▸ Written problem:
Identify all lines below that hold "JSON" and collect them.
* START *
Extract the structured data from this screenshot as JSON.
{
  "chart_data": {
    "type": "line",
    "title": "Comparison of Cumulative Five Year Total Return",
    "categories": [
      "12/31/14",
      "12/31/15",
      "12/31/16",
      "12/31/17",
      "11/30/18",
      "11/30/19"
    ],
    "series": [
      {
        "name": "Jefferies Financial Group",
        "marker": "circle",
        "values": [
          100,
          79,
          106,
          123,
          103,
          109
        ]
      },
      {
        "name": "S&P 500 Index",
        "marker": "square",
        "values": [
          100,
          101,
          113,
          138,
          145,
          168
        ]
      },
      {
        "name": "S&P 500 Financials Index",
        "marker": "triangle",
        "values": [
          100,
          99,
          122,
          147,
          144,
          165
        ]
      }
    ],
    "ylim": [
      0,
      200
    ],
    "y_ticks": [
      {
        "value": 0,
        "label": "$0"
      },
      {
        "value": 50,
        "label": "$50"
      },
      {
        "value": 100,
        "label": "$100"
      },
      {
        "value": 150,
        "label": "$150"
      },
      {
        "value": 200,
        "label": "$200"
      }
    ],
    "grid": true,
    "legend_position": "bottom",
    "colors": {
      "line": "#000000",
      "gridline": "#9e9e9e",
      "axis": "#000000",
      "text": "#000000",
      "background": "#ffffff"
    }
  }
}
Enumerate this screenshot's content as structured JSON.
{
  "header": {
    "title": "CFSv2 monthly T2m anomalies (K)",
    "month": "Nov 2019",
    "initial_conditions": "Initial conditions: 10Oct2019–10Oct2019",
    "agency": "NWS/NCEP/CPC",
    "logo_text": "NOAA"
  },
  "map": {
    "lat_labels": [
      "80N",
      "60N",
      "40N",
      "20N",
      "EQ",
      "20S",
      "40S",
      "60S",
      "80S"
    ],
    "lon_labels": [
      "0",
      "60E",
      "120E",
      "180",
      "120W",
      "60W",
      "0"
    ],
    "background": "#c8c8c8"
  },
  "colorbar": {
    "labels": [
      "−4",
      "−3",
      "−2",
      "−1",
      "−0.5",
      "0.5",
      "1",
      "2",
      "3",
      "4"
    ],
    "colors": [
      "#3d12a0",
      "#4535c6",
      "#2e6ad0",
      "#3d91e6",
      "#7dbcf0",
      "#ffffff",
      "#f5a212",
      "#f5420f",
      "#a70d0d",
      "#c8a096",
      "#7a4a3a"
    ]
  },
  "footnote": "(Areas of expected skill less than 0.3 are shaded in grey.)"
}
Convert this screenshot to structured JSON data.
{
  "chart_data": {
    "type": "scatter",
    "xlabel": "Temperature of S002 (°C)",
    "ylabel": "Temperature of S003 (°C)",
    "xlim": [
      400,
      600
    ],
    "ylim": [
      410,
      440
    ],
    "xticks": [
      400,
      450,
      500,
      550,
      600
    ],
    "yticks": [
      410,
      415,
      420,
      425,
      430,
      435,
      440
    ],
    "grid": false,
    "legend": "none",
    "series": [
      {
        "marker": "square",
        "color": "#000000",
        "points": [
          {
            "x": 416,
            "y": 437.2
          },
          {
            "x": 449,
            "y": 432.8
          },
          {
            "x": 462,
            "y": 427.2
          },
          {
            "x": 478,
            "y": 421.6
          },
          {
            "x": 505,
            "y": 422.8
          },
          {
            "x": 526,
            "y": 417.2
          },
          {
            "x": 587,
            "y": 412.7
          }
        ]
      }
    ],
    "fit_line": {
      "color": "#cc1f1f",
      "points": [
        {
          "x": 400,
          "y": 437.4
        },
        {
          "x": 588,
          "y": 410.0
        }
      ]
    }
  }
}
* END *
* START *
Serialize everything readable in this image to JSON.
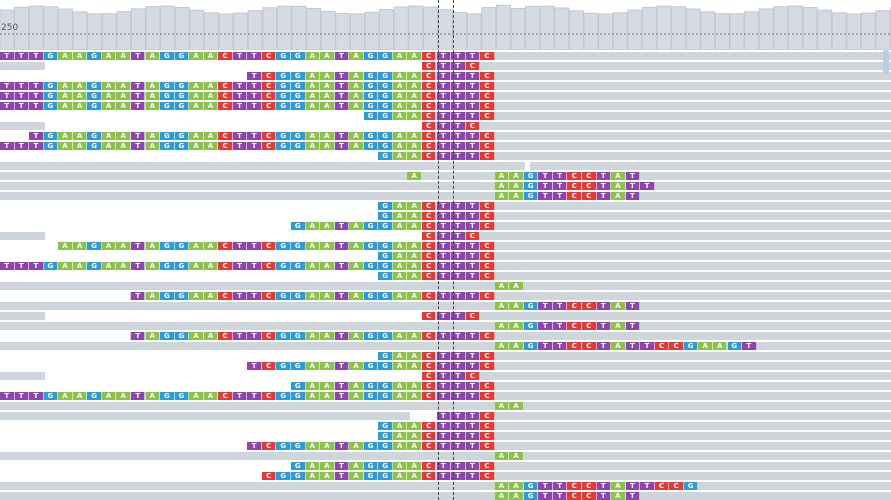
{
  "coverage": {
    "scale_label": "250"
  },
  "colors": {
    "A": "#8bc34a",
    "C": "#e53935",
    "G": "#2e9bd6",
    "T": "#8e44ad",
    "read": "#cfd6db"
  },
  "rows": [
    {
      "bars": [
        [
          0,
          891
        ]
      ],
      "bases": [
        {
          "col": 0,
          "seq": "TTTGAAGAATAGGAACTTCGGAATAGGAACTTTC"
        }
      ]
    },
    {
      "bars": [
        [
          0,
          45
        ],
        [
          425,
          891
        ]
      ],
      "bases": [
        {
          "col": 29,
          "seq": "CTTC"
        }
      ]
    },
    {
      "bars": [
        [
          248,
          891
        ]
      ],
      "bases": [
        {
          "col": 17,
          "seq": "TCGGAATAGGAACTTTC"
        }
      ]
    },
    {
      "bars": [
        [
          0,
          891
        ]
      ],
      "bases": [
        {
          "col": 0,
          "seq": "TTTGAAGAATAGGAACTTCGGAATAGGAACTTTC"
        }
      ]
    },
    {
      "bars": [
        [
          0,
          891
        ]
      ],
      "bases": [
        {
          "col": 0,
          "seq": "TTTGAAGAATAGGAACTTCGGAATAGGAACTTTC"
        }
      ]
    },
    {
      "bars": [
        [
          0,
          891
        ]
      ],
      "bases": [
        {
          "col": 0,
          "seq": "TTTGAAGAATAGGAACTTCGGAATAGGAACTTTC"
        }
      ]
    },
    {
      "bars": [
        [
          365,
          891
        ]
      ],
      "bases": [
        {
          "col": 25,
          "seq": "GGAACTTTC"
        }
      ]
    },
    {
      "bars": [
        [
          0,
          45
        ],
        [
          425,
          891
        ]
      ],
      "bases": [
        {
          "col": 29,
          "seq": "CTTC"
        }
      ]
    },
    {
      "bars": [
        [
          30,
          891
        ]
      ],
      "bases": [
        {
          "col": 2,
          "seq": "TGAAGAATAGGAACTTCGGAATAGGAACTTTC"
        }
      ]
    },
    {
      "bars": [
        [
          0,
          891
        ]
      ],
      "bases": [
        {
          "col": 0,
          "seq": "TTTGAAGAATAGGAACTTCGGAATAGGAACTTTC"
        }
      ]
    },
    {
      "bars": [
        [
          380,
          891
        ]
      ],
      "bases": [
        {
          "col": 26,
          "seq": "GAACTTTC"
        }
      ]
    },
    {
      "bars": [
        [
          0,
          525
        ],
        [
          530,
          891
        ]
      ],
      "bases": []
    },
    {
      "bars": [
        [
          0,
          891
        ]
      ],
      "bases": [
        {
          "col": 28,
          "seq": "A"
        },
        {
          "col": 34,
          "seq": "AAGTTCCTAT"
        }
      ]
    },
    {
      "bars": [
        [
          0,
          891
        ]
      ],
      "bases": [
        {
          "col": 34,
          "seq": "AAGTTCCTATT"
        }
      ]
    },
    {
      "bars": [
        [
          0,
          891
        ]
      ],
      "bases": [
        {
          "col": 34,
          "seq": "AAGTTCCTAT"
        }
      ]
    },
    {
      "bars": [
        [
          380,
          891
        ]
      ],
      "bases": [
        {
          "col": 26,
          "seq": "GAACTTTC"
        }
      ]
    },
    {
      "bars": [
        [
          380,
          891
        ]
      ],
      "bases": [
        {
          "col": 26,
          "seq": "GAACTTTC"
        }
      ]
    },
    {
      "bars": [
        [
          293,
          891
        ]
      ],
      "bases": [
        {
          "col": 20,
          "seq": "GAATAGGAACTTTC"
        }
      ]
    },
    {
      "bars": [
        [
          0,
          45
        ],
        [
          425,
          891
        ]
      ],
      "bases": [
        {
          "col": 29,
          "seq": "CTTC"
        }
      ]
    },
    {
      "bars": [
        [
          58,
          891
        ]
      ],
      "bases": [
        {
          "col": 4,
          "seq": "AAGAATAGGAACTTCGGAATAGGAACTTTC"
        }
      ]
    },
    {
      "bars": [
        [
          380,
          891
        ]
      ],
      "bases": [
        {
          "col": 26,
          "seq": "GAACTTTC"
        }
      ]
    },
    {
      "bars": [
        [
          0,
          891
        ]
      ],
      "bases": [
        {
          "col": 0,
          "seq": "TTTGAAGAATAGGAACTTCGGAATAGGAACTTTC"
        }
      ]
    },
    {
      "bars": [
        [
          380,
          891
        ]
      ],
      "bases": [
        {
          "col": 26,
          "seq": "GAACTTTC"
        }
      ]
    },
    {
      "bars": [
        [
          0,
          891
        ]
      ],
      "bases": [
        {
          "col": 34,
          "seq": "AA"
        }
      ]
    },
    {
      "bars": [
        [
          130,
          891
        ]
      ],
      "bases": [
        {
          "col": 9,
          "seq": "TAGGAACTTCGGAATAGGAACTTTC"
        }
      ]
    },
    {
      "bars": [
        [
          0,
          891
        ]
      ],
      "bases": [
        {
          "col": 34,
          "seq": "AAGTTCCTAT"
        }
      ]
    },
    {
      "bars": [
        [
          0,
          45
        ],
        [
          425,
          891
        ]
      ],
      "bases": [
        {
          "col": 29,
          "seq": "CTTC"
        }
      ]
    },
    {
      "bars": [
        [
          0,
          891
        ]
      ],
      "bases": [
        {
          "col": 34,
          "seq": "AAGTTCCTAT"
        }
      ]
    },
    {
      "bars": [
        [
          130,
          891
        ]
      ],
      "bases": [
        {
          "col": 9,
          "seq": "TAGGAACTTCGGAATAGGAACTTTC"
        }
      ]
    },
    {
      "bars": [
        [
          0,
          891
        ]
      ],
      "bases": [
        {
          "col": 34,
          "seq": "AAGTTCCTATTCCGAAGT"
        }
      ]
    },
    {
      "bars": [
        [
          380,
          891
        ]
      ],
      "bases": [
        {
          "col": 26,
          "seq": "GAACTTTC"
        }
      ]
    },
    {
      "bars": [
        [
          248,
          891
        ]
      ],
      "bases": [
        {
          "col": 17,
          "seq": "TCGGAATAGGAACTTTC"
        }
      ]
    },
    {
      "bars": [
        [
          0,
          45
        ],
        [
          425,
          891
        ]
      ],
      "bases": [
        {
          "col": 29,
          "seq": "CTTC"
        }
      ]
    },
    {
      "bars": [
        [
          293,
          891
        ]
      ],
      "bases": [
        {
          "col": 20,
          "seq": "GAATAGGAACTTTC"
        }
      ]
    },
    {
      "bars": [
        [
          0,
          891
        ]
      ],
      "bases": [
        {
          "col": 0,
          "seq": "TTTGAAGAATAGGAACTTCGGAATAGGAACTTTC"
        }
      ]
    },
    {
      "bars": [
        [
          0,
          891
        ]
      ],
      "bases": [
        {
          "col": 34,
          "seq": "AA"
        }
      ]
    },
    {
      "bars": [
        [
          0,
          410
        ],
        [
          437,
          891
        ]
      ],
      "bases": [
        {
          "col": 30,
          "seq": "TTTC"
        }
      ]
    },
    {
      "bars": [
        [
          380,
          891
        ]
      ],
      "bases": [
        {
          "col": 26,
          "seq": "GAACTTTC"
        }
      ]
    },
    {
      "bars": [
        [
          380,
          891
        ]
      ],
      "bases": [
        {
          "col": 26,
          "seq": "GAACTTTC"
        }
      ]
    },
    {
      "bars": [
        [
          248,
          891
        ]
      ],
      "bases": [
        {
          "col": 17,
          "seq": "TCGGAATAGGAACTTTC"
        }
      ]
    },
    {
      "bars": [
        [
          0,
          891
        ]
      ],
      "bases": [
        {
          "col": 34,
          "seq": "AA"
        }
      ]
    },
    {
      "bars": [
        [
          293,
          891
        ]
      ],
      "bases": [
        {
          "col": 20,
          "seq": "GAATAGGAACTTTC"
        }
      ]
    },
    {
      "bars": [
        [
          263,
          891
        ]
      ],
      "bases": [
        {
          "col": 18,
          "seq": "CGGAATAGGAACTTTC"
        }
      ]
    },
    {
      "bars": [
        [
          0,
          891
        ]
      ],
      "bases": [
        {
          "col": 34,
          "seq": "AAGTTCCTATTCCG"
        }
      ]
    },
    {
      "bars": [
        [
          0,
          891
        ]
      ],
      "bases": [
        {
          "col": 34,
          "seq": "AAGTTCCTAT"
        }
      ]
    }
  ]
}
* END *
▸ Output for this exercise:
Extract the structured data from this screenshot as JSON.
Enumerate this screenshot's content as structured JSON.
Convert this screenshot to structured JSON data.
Serialize everything readable in this image to JSON.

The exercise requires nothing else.